Short exercise = State the number of lines in these records holding "wäre". Say nothing more.

[START OF Dataset extract]

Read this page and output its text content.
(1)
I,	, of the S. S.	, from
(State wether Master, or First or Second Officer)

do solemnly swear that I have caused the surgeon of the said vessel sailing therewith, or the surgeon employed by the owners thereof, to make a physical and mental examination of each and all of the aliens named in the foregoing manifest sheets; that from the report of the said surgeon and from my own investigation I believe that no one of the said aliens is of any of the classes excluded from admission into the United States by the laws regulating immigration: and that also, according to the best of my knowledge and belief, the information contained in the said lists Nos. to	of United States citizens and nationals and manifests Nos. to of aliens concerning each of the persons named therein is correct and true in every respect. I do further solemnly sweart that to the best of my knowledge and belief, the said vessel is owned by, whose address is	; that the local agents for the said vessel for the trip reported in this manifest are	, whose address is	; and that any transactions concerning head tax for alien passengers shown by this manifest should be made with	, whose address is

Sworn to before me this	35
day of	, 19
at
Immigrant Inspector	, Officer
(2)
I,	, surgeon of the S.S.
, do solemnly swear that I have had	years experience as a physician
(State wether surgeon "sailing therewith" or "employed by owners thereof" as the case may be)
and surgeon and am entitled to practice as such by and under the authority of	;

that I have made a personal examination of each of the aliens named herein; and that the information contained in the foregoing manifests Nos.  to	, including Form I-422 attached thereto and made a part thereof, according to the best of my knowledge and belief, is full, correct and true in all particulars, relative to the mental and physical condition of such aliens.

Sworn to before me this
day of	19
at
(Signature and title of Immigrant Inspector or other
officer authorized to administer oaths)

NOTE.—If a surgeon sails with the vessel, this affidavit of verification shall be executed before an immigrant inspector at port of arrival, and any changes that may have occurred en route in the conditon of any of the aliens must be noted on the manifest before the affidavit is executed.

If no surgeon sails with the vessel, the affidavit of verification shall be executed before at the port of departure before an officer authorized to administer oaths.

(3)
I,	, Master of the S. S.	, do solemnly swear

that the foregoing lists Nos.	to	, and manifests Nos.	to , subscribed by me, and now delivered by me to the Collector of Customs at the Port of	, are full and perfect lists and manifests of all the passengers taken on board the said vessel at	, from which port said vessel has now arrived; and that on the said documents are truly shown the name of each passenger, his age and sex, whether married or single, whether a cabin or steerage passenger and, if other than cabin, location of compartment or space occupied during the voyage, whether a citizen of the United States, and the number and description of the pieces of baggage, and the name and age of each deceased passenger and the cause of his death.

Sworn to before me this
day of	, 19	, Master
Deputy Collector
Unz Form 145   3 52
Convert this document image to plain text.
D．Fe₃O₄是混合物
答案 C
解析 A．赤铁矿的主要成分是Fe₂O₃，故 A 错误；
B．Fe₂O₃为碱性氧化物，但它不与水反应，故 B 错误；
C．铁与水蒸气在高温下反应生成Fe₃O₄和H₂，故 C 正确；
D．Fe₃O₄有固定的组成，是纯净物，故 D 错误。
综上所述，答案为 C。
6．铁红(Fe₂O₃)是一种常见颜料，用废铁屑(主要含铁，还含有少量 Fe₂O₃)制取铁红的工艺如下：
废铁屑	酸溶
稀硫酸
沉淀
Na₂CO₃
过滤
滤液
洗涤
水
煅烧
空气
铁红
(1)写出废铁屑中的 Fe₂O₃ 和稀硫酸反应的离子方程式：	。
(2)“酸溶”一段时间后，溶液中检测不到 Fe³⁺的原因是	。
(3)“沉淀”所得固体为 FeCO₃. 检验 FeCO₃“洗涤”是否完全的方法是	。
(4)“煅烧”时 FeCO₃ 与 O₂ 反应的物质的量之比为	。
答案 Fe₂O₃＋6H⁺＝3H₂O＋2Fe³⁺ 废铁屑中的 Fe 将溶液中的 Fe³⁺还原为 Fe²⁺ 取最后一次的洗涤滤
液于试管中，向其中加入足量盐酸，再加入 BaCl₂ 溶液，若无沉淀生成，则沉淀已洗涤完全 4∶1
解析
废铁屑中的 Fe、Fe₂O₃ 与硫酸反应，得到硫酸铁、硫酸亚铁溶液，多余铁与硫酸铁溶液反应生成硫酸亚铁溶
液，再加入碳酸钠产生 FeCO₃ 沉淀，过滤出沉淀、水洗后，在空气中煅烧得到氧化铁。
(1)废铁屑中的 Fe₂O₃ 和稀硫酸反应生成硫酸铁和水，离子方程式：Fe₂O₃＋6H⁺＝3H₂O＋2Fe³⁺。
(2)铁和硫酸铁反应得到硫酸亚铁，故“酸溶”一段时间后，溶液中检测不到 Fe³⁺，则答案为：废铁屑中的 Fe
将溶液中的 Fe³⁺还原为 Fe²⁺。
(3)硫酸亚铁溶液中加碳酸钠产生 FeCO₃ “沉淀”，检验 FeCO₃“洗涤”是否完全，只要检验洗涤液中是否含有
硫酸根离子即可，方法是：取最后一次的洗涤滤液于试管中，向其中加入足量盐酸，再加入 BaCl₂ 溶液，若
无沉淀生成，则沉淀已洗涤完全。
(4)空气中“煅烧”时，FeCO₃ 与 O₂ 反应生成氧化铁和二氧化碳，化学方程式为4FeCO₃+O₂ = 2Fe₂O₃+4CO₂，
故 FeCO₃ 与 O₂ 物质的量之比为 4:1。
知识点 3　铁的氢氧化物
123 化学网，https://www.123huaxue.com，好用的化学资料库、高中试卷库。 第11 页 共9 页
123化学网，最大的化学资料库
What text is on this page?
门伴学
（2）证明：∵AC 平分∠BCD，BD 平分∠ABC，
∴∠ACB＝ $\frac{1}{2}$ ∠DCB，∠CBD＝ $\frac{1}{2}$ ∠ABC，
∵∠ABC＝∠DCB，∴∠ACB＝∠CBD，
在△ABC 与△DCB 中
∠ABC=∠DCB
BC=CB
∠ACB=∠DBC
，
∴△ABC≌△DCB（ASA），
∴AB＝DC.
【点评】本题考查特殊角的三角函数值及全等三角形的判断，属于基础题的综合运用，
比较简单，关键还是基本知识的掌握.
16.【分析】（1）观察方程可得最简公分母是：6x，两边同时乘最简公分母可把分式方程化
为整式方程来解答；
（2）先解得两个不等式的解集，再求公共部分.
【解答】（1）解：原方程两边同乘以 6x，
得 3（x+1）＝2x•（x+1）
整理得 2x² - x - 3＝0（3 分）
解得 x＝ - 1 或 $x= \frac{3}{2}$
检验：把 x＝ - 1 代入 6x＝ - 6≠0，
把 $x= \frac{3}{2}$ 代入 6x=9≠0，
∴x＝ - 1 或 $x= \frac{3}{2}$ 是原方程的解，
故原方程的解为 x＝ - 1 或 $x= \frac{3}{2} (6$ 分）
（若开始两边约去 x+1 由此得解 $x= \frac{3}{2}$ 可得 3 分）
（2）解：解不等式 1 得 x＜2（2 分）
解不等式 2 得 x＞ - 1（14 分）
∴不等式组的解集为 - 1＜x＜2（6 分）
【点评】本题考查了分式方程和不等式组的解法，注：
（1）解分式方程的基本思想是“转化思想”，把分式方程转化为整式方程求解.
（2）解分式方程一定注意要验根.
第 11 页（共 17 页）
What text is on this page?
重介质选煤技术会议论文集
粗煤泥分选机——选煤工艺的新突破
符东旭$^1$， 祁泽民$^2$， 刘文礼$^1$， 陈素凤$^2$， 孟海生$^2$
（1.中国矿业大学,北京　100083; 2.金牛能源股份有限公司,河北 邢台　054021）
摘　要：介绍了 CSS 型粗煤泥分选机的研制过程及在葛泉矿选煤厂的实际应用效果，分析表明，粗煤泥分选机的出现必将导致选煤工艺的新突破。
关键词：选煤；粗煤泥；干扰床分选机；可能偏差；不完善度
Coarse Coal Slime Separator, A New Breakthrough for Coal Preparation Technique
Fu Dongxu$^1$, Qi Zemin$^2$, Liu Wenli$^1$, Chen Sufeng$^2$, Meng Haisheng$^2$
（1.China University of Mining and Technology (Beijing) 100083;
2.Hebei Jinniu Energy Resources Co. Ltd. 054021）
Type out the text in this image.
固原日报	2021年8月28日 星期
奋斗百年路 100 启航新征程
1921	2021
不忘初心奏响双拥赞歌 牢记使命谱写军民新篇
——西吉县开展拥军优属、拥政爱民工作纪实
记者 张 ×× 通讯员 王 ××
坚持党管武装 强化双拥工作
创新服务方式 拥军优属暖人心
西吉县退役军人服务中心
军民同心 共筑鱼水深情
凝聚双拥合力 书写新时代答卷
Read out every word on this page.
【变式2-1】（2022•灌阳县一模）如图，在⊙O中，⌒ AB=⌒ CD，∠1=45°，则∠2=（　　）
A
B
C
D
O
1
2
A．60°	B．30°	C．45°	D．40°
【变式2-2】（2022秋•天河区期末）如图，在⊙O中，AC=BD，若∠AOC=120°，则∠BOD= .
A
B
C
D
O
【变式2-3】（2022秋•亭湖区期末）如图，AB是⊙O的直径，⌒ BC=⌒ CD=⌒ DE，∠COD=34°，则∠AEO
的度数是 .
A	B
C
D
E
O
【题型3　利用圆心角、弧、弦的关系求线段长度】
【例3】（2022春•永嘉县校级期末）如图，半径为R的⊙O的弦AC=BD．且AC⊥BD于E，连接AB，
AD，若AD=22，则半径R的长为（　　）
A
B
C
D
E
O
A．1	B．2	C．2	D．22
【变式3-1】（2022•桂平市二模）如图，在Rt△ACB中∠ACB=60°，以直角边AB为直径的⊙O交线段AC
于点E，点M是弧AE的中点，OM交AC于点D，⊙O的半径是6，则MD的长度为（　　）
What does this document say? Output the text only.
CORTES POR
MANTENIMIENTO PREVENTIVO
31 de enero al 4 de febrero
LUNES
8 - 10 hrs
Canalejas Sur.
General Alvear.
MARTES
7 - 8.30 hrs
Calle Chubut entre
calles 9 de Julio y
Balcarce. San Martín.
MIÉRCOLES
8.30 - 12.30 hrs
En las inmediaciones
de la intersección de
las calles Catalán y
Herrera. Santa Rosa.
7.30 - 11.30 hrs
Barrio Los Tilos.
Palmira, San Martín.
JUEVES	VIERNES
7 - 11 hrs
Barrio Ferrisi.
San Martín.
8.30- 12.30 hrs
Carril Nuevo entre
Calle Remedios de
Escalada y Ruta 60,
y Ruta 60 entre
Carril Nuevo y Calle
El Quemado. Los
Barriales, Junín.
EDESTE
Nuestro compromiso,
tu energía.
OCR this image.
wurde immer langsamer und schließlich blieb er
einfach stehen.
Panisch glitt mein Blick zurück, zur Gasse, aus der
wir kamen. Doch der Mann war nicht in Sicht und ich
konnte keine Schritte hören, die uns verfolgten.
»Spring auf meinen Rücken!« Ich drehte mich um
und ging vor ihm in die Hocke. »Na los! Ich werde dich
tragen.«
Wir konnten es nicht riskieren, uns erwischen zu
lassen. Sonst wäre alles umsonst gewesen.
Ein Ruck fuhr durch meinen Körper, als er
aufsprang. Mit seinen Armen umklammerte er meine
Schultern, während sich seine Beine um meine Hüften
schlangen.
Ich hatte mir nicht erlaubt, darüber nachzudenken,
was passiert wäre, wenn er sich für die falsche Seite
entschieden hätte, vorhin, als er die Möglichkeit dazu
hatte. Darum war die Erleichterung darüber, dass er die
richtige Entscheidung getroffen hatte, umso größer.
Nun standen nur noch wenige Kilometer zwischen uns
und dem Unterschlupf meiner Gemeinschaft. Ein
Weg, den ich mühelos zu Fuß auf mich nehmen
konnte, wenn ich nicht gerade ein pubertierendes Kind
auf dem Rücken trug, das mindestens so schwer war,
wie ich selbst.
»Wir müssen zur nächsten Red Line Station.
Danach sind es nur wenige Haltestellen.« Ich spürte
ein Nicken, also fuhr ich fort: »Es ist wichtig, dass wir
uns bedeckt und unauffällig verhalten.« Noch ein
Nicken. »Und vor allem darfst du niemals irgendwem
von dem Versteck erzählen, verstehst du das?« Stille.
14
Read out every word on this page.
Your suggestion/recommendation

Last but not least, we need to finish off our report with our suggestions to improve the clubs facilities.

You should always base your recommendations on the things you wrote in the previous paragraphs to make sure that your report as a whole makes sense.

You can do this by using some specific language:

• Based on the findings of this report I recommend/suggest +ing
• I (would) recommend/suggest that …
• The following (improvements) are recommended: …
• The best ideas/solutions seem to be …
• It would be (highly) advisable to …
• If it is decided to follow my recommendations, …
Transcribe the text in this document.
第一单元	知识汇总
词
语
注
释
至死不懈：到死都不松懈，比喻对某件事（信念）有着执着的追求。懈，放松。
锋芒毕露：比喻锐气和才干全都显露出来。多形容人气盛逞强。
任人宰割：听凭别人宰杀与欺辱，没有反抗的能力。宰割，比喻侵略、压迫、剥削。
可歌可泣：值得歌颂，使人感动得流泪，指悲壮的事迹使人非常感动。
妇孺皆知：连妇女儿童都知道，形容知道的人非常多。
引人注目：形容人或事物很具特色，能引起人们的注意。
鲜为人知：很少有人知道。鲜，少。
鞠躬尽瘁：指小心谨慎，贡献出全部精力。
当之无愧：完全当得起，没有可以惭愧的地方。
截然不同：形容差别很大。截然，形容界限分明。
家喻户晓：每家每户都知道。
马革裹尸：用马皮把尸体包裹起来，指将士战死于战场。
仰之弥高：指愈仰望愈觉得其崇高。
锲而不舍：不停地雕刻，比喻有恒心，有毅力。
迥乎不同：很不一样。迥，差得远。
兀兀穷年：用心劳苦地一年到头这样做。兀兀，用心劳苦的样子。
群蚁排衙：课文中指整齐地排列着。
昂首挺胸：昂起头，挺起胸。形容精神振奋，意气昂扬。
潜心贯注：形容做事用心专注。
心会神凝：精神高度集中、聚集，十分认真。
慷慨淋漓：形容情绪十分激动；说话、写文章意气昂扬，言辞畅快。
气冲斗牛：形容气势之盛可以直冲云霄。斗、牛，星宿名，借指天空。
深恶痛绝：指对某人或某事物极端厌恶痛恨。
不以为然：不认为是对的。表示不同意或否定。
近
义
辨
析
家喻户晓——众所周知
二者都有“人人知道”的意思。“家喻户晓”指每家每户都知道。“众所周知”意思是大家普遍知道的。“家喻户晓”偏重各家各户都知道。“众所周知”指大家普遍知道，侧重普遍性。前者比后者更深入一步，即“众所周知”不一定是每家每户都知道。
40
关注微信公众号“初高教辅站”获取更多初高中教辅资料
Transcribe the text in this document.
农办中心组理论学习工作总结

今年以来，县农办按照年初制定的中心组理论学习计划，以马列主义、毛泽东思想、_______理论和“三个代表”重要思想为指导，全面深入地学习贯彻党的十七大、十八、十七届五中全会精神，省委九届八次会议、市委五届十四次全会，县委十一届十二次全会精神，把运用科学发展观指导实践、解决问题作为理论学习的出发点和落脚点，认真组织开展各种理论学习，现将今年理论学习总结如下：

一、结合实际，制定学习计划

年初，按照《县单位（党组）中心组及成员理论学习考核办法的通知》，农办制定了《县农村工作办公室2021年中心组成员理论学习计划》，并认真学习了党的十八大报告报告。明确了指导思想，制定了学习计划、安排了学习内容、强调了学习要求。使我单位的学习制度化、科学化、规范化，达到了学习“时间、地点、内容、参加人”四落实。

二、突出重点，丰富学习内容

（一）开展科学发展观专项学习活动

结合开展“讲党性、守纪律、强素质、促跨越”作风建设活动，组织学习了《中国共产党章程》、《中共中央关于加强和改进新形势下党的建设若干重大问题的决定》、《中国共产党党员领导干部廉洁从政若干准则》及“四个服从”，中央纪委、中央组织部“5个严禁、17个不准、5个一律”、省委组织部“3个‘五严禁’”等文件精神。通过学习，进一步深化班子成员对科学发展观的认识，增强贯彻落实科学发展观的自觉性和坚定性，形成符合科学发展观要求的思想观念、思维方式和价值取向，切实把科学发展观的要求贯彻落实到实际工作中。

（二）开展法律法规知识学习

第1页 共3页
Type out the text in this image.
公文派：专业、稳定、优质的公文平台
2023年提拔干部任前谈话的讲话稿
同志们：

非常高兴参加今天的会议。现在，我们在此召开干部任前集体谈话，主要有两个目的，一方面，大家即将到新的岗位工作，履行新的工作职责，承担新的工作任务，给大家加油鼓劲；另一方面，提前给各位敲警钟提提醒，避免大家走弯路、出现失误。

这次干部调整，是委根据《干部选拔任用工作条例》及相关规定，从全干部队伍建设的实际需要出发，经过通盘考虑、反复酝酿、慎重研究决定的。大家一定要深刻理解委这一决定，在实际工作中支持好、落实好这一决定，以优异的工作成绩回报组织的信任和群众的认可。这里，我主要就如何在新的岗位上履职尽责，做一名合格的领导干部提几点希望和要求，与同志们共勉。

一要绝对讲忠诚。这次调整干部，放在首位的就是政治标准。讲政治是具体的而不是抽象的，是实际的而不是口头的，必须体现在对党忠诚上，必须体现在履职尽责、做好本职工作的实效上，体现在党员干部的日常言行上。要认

[END OF Dataset extract]

Full output = 2